The “Cadillac of Mailboxes” Arrives in N.Y.C.

It’s not Amazon that’s hurting the postal system—it’s mail fishing.
Illustration by João Fazenda

President Trump seems awfully worried about the financial state of the United States Postal Service. He thinks the culprit is Amazon. “This Post Office scam must stop,” he tweeted. “I am right about Amazon costing the United States Post Office massive amounts of money for being their Delivery Boy!” Maybe no one has told Trump about what is arguably the Postal Service’s most pressing crisis.

“It’s called mailbox fishing,” Phil Bartlett, the inspector in charge at the New York division of the U.S. Postal Inspection Service, said recently at the agency’s headquarters, on West Thirtieth Street. On a table in front of him was a small bottle of Tropicana cranberry juice. It was coated in a viscous white goo, and a black shoelace had been knotted around its neck. “This is actually a fishing device,” he said, touching the bottle. “It’s very sticky, as you can see. It’s rat glue.”

● **Stated task A**
Name every person mentioned by name in the article on mailbox fishing.
● **Stated task B**
Retype the stretch of the article on mailbox fishing from "It’s not Amazon" through "most pressing crisis.", keeping every word and mark as it appears.
Rely only on the article above, with no outside information.

● **Collected material**
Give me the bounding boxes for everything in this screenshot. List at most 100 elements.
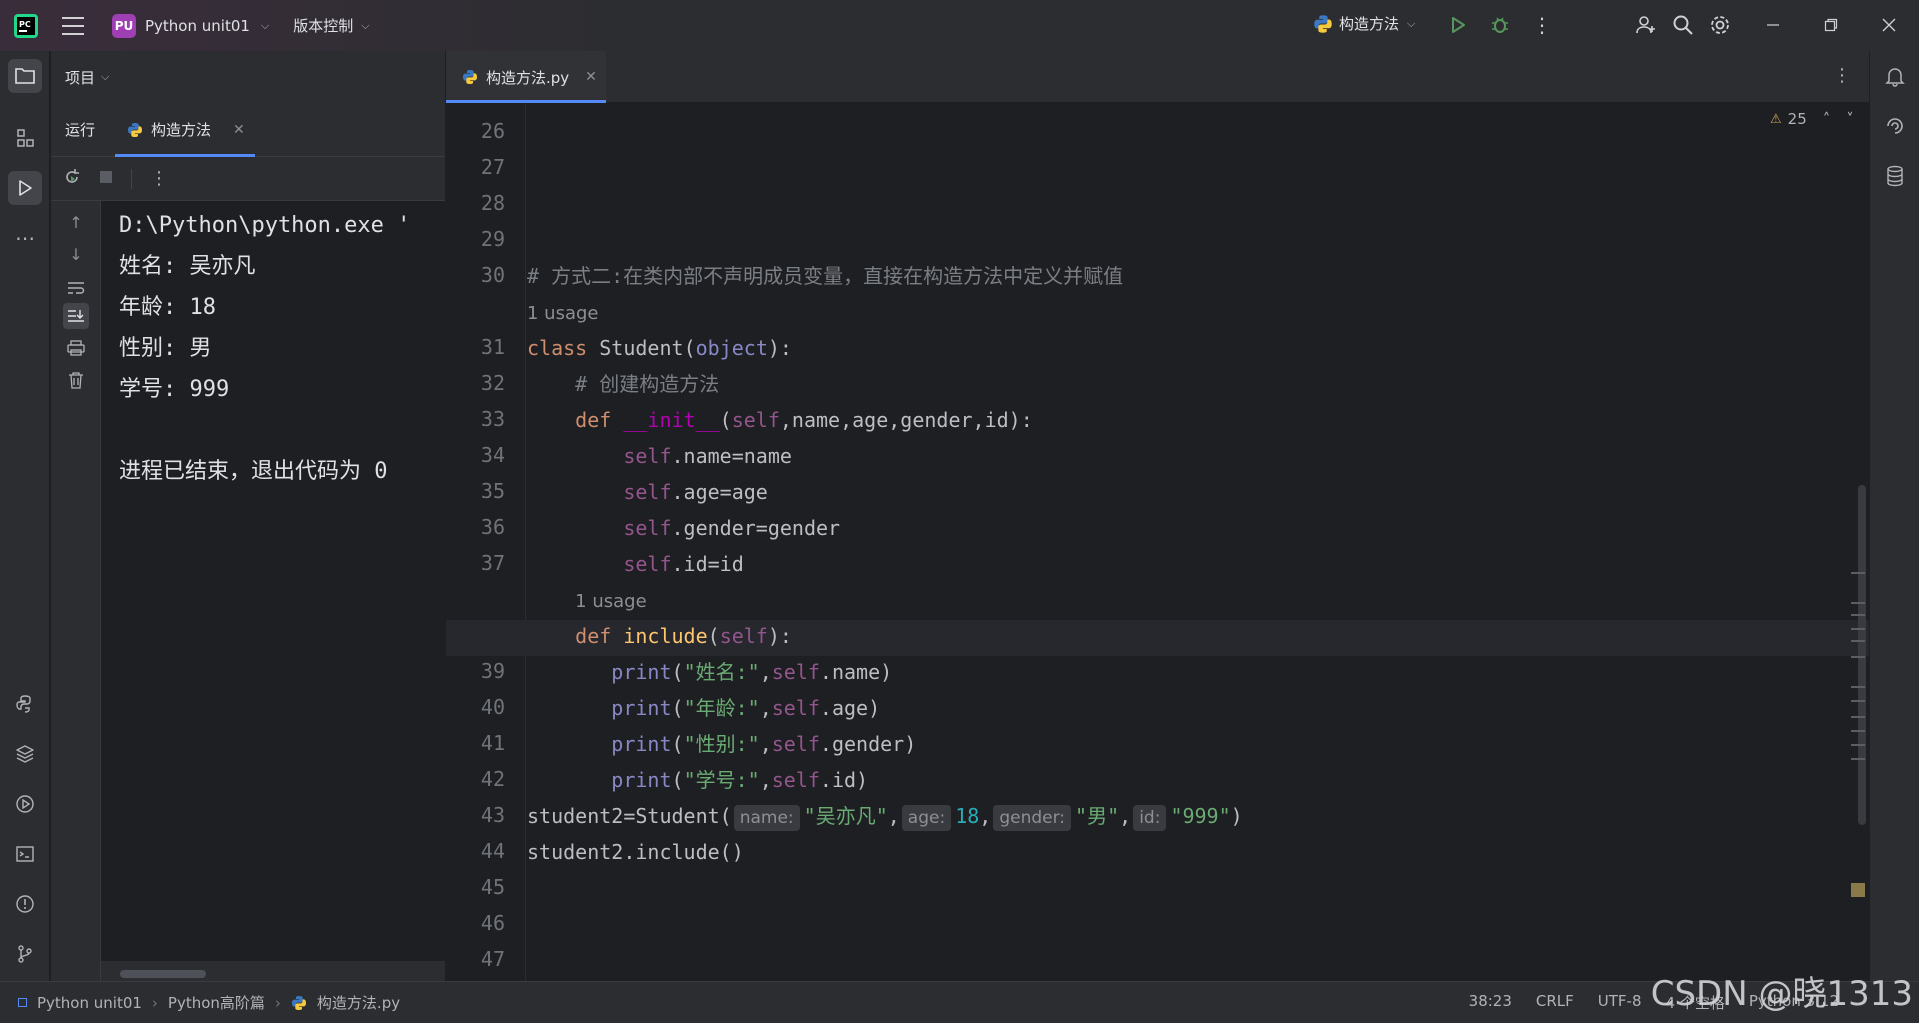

● **Written answer A**
João Fazenda, President Trump, Phil Bartlett

● **Written answer B**
It’s not Amazon that’s hurting the postal system—it’s mail fishing.
Illustration by João Fazenda

President Trump seems awfully worried about the financial state of the United States Postal Service. He thinks the culprit is Amazon. “This Post Office scam must stop,” he tweeted. “I am right about Amazon costing the United States Post Office massive amounts of money for being their Delivery Boy!” Maybe no one has told Trump about what is arguably the Postal Service’s most pressing crisis.